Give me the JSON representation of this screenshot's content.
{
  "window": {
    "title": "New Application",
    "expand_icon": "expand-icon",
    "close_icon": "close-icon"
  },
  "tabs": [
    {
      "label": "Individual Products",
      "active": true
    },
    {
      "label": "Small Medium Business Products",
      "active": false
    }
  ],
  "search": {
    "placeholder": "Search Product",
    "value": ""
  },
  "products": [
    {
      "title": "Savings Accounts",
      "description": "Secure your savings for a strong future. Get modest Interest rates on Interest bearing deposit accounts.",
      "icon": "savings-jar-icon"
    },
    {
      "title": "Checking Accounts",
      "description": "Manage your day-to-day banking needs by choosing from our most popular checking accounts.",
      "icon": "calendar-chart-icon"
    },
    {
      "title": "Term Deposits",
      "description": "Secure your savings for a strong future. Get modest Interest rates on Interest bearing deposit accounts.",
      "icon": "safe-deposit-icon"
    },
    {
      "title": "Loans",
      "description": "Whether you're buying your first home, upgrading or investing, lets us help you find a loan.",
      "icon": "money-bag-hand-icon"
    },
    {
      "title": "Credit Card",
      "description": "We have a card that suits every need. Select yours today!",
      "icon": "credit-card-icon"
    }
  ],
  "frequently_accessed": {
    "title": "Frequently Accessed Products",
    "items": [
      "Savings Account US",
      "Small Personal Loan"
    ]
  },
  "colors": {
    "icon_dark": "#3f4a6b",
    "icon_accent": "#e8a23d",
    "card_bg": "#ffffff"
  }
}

-*-

§ **Exercise details**
Copy out all of the records above with nothing altered.

§ **Finished exercise**
Give me the JSON representation of this screenshot's content.
{
  "window": {
    "title": "New Application",
    "expand_icon": "expand-icon",
    "close_icon": "close-icon"
  },
  "tabs": [
    {
      "label": "Individual Products",
      "active": true
    },
    {
      "label": "Small Medium Business Products",
      "active": false
    }
  ],
  "search": {
    "placeholder": "Search Product",
    "value": ""
  },
  "products": [
    {
      "title": "Savings Accounts",
      "description": "Secure your savings for a strong future. Get modest Interest rates on Interest bearing deposit accounts.",
      "icon": "savings-jar-icon"
    },
    {
      "title": "Checking Accounts",
      "description": "Manage your day-to-day banking needs by choosing from our most popular checking accounts.",
      "icon": "calendar-chart-icon"
    },
    {
      "title": "Term Deposits",
      "description": "Secure your savings for a strong future. Get modest Interest rates on Interest bearing deposit accounts.",
      "icon": "safe-deposit-icon"
    },
    {
      "title": "Loans",
      "description": "Whether you're buying your first home, upgrading or investing, lets us help you find a loan.",
      "icon": "money-bag-hand-icon"
    },
    {
      "title": "Credit Card",
      "description": "We have a card that suits every need. Select yours today!",
      "icon": "credit-card-icon"
    }
  ],
  "frequently_accessed": {
    "title": "Frequently Accessed Products",
    "items": [
      "Savings Account US",
      "Small Personal Loan"
    ]
  },
  "colors": {
    "icon_dark": "#3f4a6b",
    "icon_accent": "#e8a23d",
    "card_bg": "#ffffff"
  }
}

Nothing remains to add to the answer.